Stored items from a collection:
+++++

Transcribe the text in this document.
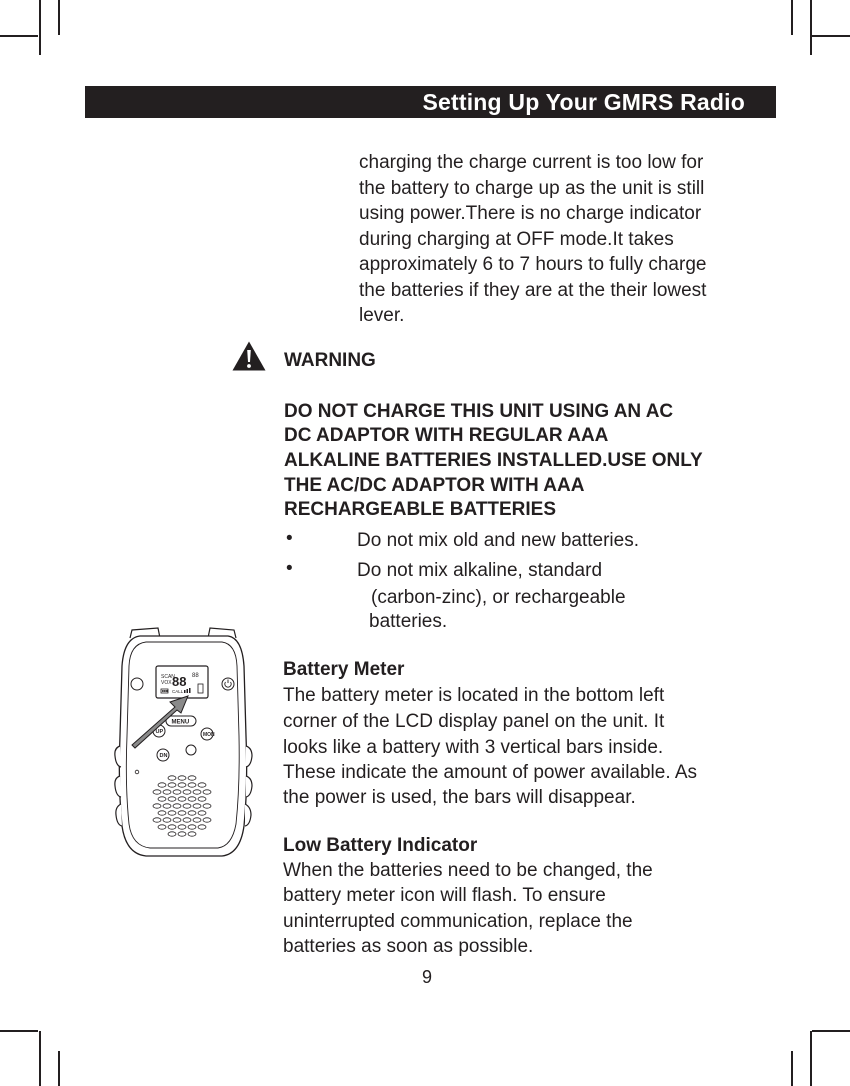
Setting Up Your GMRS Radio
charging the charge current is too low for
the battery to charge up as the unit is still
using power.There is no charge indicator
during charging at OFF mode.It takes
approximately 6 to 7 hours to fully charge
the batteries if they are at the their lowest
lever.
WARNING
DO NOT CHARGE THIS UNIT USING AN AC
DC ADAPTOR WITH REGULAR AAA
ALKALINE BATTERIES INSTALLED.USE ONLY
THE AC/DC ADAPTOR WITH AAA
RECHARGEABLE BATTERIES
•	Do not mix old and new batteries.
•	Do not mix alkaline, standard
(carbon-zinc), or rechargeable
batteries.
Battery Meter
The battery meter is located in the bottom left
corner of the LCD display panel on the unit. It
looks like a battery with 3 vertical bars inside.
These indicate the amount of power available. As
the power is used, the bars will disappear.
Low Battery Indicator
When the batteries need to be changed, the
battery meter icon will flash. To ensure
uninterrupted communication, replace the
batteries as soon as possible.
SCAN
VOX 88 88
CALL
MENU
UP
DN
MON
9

+++++

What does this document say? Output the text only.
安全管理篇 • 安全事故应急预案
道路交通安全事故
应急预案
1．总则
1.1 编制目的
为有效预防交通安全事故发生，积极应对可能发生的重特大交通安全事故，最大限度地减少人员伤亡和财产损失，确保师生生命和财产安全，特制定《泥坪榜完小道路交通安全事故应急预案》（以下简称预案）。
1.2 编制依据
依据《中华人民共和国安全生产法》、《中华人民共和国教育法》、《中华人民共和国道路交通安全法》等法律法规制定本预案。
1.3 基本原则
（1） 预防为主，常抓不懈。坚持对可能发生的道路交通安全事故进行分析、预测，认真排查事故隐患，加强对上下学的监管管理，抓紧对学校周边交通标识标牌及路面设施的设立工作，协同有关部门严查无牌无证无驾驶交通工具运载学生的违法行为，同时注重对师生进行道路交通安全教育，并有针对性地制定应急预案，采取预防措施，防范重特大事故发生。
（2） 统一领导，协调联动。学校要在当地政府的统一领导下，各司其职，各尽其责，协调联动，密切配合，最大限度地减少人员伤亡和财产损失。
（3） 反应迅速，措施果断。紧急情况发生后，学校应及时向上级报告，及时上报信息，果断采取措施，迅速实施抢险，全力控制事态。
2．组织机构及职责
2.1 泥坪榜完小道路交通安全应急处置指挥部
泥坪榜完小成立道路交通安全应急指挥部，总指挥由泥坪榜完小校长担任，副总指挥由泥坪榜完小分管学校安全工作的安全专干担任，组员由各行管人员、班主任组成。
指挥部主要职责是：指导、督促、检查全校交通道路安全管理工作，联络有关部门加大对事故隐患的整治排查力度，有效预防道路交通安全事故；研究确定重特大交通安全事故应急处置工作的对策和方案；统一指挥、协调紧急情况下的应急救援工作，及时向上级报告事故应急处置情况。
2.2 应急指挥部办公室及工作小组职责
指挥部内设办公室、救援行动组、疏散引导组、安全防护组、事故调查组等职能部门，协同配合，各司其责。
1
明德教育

+++++

#### Exercise instructions
Looking at the records above, work out how many lines include the string "charging". Give the number and nothing else.

#### Exercise result
2